**Stated goal**
Output the material beneath exactly, leaving nothing out.

**Records to use**
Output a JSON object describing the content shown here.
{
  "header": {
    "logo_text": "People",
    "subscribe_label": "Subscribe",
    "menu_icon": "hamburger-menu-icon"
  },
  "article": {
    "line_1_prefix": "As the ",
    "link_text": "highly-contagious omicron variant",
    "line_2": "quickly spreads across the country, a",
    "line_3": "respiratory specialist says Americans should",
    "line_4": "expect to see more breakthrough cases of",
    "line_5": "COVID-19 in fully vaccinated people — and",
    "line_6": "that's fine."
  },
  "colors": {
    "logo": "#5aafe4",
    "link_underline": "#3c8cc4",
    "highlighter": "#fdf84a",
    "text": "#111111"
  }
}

**Completed exercise**
Output a JSON object describing the content shown here.
{
  "header": {
    "logo_text": "People",
    "subscribe_label": "Subscribe",
    "menu_icon": "hamburger-menu-icon"
  },
  "article": {
    "line_1_prefix": "As the ",
    "link_text": "highly-contagious omicron variant",
    "line_2": "quickly spreads across the country, a",
    "line_3": "respiratory specialist says Americans should",
    "line_4": "expect to see more breakthrough cases of",
    "line_5": "COVID-19 in fully vaccinated people — and",
    "line_6": "that's fine."
  },
  "colors": {
    "logo": "#5aafe4",
    "link_underline": "#3c8cc4",
    "highlighter": "#fdf84a",
    "text": "#111111"
  }
}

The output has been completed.